- INSTRUÇÕES DA TAREFA -
Filtre a listagem abaixo e copie todas as linhas que contêm a palavra "Stepped".

- LISTAGEM FORNECIDA -
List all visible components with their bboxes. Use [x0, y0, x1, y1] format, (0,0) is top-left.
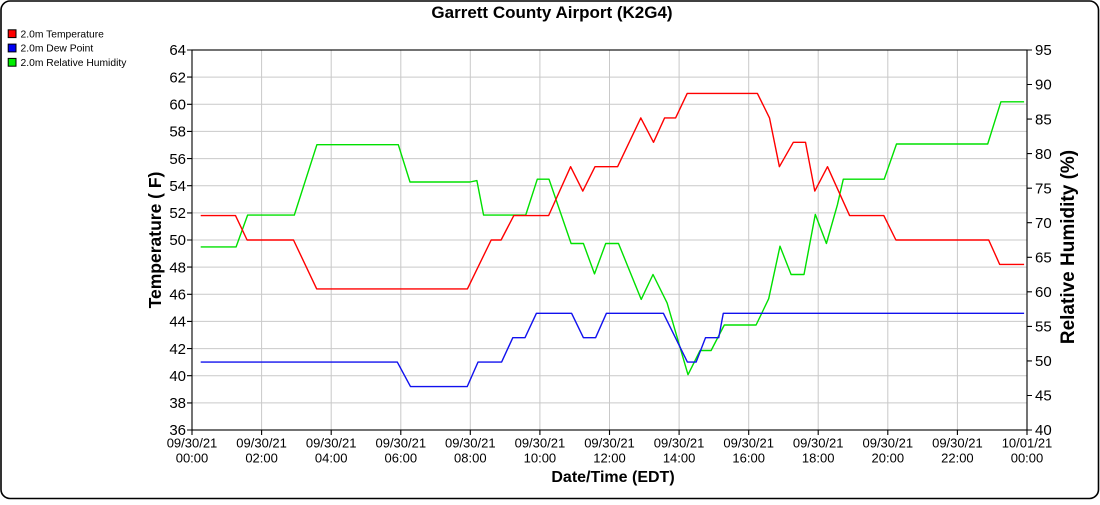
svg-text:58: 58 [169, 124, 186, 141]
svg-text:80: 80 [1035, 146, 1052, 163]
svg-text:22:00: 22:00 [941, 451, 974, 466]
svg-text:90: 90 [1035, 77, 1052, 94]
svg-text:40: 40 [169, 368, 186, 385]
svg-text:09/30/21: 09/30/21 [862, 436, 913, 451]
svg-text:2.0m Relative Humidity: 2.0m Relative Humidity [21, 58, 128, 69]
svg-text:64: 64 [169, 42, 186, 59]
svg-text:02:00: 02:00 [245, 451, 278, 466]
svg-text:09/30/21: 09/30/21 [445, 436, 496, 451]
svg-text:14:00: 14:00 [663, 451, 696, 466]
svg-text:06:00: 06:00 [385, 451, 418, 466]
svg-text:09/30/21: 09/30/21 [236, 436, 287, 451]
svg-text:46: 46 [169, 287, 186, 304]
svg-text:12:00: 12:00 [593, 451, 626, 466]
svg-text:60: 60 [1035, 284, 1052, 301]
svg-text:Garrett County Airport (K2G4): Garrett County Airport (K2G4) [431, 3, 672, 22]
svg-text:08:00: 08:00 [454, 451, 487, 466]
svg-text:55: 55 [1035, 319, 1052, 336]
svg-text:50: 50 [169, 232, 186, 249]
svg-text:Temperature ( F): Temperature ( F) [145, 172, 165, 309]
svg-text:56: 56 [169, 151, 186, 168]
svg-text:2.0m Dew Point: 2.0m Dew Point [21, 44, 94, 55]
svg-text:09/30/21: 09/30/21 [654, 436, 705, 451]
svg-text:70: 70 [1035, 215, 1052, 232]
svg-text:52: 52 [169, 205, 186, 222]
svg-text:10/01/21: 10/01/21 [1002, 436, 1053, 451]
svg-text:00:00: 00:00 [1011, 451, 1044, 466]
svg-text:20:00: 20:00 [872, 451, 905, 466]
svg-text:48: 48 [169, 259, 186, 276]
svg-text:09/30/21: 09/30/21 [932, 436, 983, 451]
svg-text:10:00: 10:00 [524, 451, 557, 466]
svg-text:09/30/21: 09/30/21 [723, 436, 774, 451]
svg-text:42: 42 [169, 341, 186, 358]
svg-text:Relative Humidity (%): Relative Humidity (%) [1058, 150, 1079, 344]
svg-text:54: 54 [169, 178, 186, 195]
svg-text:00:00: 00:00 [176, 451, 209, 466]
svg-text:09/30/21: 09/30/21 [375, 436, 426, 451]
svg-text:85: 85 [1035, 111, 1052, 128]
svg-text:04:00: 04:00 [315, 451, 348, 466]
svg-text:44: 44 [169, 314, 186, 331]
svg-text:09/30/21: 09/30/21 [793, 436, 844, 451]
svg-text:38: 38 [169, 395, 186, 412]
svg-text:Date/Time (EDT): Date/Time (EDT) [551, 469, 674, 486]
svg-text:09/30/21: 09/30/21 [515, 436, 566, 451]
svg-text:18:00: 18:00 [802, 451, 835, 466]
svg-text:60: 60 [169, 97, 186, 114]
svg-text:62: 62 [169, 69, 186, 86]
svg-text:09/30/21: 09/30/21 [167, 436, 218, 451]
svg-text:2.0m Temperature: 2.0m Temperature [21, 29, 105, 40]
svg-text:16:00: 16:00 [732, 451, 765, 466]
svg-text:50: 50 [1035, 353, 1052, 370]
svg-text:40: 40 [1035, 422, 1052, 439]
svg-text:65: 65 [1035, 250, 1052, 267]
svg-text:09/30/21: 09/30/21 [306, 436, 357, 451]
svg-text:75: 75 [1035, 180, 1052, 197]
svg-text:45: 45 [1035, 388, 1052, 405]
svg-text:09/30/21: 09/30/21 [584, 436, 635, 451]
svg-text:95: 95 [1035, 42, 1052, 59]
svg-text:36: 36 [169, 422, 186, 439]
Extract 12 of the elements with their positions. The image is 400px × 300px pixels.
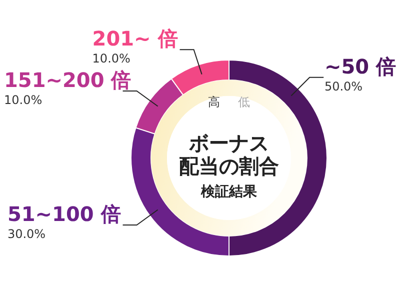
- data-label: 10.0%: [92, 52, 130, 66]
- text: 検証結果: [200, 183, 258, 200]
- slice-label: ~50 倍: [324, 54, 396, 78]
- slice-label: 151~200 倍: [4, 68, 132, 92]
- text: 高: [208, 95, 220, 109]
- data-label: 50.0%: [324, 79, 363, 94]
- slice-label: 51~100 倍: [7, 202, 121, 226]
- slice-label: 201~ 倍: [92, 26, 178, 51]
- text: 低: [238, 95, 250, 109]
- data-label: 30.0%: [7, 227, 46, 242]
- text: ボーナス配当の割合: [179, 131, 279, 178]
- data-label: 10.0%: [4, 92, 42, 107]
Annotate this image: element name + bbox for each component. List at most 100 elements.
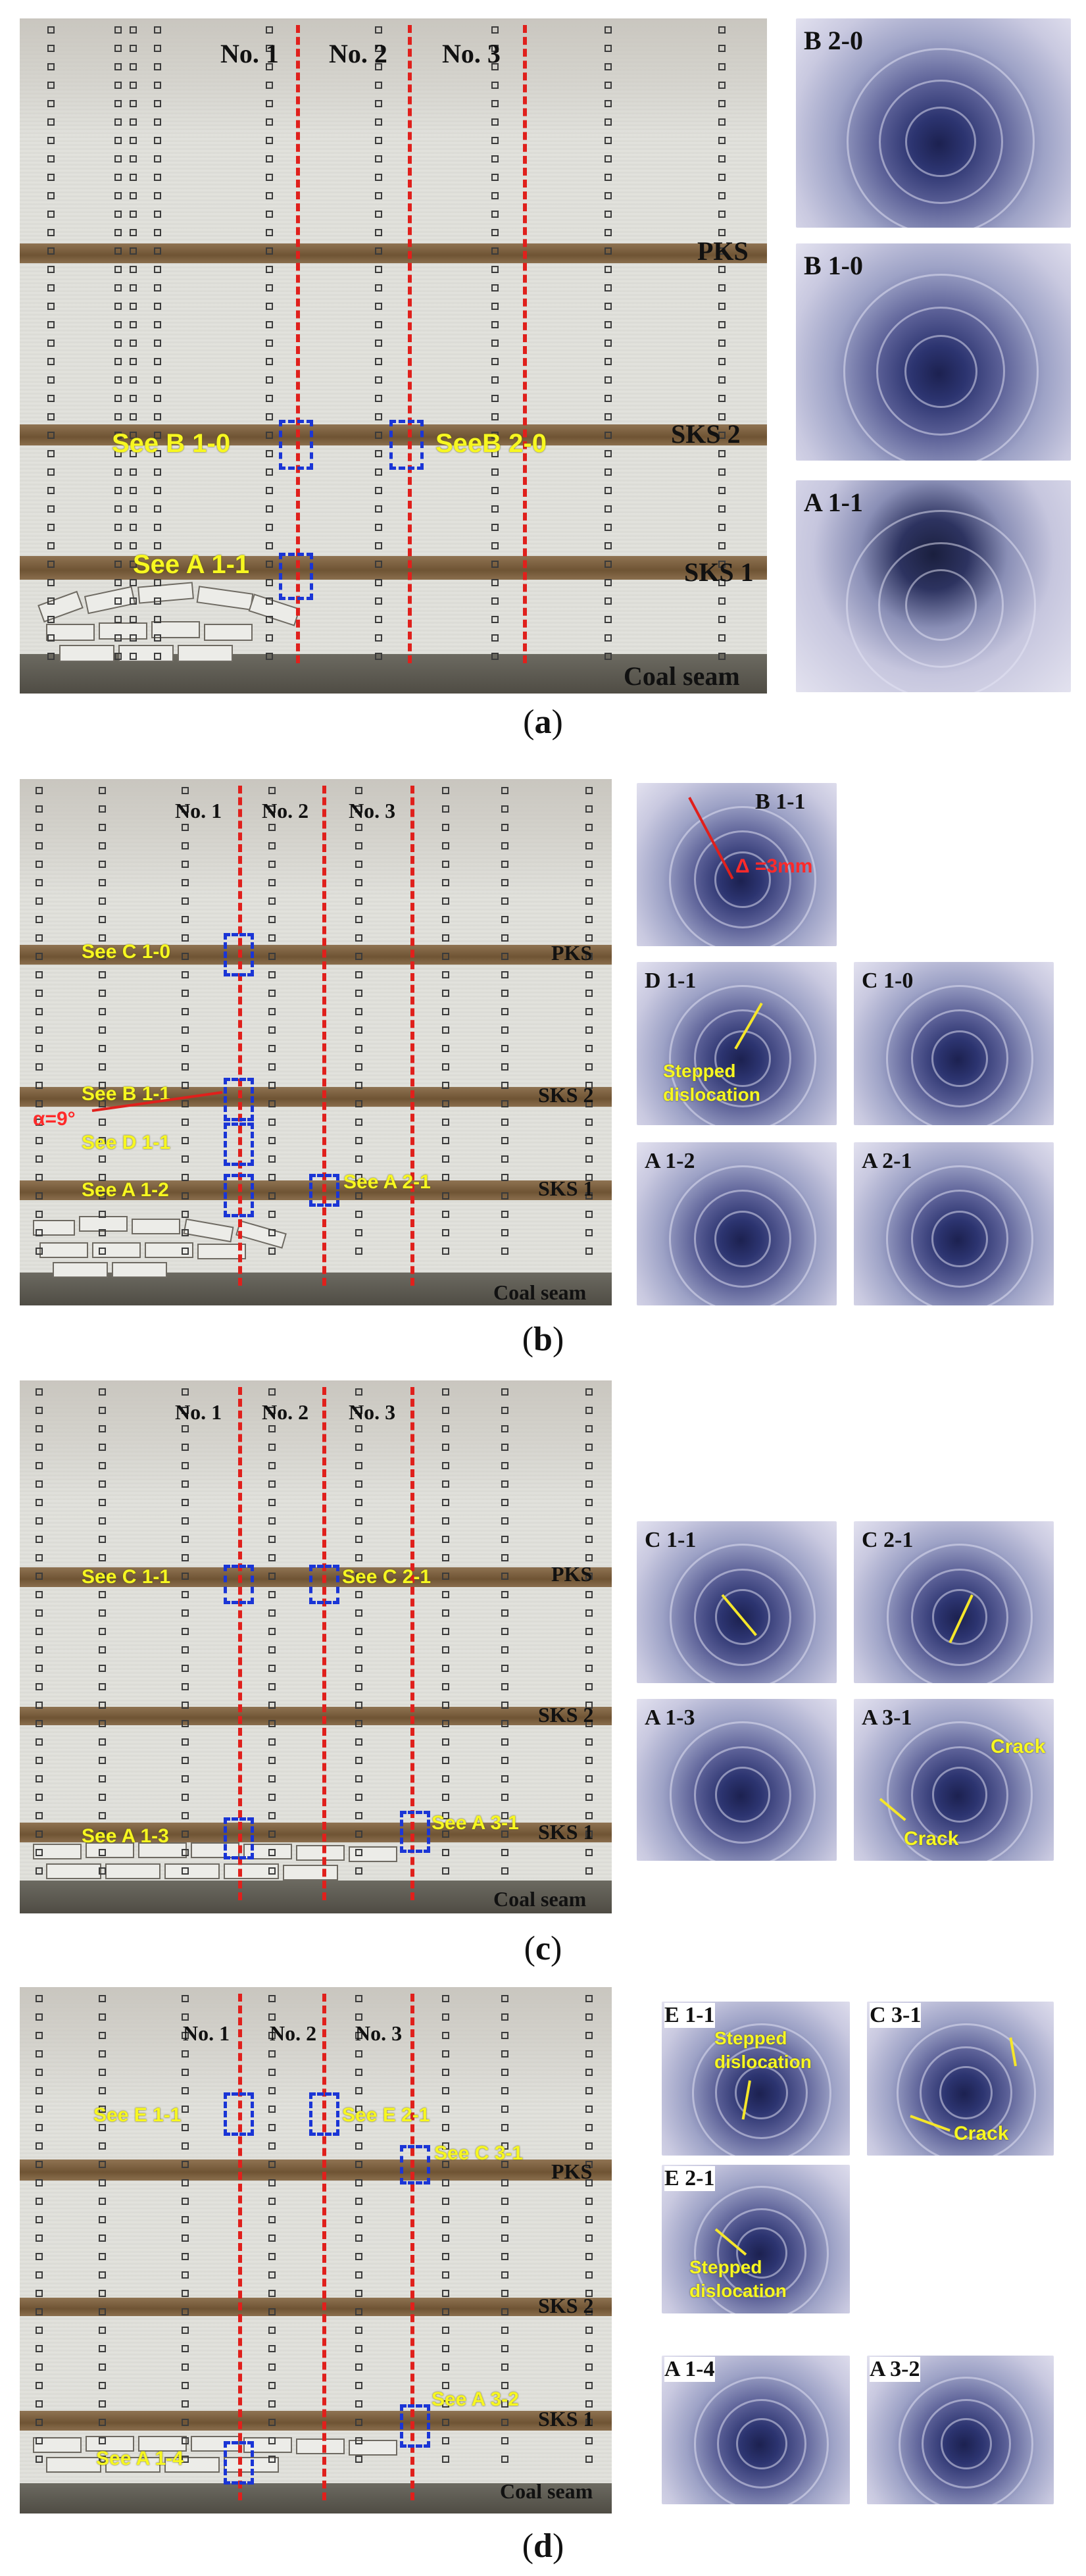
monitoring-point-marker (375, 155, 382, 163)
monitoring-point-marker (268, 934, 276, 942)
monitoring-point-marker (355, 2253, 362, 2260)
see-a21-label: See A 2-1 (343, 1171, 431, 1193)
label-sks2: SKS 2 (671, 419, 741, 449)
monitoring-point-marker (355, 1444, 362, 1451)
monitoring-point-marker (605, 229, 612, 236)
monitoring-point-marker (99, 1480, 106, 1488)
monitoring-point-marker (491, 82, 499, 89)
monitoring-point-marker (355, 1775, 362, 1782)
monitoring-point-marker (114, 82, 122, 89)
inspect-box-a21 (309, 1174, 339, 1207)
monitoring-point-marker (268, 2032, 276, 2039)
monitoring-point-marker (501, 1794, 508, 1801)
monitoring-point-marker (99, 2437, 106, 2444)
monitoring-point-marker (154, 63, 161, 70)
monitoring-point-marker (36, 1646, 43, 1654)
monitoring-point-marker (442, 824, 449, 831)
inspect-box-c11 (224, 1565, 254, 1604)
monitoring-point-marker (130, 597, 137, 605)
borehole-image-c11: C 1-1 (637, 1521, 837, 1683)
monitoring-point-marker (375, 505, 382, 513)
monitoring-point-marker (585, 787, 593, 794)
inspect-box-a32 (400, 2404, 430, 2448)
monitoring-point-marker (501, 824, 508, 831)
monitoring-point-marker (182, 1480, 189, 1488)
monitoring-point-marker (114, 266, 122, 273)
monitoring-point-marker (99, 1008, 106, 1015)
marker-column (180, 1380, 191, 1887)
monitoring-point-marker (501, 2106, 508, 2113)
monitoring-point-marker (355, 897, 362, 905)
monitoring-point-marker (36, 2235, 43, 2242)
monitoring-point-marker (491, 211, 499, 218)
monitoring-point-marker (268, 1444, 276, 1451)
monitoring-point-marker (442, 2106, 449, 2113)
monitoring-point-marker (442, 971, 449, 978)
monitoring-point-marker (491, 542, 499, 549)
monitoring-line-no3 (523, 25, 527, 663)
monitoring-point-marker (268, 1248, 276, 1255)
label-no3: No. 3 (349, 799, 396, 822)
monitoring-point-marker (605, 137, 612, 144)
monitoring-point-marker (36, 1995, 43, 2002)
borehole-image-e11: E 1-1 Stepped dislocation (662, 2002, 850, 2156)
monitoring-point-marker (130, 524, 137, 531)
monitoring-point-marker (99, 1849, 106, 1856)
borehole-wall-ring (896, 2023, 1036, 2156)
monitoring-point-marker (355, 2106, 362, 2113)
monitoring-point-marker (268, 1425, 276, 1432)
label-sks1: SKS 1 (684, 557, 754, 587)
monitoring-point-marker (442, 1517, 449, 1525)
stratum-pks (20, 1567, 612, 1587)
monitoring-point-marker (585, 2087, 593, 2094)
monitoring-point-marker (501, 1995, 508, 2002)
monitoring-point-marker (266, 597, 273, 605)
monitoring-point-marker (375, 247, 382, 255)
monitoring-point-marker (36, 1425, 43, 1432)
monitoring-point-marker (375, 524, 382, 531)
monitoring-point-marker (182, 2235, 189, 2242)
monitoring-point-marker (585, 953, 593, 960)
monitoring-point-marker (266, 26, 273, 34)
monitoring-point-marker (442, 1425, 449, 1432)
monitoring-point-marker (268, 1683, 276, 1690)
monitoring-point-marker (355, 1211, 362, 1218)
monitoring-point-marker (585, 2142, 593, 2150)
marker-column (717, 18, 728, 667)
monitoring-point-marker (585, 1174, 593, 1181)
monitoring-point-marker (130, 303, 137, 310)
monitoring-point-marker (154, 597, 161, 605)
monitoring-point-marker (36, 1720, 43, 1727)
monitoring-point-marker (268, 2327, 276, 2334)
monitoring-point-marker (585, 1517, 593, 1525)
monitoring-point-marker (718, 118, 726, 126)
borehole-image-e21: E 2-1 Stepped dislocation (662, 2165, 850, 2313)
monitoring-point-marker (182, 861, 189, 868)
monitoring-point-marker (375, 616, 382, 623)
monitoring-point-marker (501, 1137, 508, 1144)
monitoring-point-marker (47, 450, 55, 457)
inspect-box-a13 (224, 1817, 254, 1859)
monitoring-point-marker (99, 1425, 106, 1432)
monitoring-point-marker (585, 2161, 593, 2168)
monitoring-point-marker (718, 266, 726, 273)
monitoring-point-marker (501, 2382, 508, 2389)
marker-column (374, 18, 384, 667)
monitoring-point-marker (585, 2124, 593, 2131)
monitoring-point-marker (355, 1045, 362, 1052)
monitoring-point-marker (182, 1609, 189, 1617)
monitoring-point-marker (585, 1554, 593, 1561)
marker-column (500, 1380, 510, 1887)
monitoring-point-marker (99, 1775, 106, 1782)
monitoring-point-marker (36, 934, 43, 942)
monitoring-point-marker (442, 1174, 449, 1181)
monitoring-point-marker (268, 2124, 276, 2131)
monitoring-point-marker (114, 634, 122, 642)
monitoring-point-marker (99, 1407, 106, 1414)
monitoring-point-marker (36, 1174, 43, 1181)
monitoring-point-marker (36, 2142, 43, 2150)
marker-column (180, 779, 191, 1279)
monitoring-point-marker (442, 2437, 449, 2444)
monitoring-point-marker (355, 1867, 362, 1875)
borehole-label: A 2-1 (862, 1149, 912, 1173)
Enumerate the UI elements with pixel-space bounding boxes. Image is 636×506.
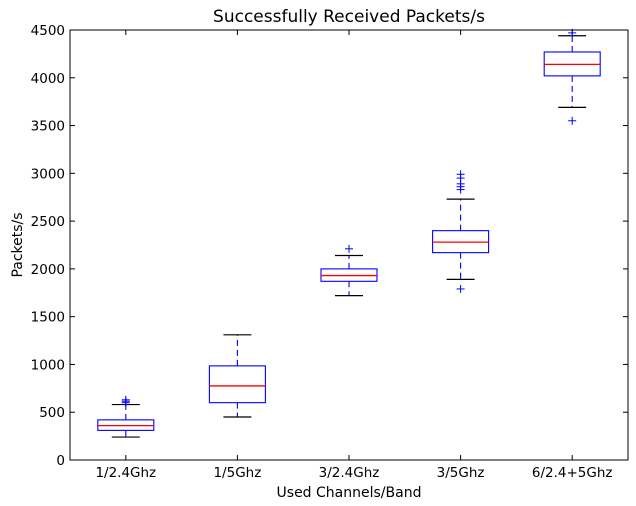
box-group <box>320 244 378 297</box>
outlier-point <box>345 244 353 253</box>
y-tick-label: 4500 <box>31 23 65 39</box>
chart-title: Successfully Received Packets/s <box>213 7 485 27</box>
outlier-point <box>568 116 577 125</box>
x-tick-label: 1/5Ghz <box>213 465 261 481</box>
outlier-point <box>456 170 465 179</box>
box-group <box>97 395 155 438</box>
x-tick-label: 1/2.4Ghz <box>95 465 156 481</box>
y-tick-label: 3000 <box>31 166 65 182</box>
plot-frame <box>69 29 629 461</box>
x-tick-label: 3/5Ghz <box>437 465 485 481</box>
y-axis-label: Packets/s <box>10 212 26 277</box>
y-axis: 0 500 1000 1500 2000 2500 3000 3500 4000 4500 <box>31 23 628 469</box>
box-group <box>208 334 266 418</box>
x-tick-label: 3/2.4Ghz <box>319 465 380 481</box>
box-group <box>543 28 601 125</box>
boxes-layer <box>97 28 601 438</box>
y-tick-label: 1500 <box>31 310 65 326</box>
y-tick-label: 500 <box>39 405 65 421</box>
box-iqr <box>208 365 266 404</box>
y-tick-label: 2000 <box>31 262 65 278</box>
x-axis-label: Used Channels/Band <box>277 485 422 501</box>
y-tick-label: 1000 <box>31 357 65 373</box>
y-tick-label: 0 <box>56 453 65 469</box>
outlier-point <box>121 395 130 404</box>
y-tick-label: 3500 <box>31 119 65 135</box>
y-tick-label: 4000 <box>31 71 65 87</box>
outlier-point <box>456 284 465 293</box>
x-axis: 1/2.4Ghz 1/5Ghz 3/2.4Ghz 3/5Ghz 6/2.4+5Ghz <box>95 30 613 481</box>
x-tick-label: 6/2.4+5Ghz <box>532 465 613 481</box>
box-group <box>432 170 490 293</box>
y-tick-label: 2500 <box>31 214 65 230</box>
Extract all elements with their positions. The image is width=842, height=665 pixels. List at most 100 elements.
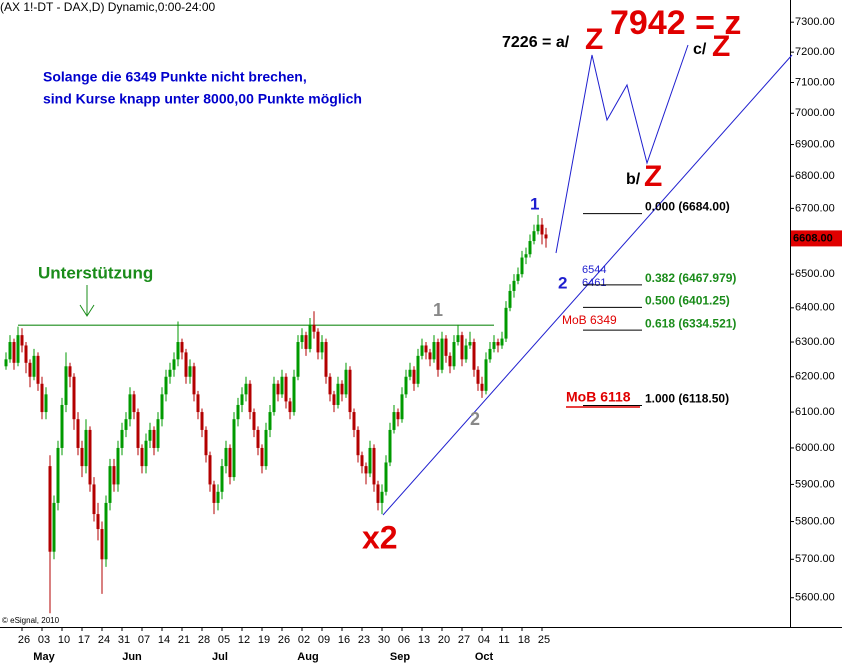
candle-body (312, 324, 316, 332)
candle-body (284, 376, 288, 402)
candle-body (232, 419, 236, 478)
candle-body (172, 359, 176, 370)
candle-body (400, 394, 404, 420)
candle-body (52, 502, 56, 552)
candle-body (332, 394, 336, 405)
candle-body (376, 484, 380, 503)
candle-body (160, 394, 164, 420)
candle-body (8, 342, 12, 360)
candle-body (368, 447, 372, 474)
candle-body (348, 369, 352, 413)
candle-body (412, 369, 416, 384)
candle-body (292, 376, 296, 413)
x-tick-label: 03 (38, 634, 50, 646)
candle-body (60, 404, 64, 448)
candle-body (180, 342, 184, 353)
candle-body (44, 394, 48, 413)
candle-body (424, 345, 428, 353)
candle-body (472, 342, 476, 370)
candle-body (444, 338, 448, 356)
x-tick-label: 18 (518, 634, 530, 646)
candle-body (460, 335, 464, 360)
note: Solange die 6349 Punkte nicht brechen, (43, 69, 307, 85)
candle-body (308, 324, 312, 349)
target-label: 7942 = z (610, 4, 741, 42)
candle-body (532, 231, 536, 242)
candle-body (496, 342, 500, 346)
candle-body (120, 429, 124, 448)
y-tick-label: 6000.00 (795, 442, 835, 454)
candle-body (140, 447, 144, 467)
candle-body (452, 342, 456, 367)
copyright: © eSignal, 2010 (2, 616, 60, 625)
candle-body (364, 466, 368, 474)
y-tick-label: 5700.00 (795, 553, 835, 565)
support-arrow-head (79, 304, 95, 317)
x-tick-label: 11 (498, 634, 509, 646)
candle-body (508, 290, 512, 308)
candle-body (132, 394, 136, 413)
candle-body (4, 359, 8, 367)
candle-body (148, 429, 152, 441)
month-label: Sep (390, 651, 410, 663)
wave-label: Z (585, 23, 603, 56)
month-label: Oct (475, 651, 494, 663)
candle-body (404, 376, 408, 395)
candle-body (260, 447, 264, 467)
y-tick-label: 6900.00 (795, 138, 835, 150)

- RESULTADO -
borehole-image-e11: E 1-1 Stepped dislocation (662, 2002, 850, 2156)
borehole-image-e21: E 2-1 Stepped dislocation (662, 2165, 850, 2313)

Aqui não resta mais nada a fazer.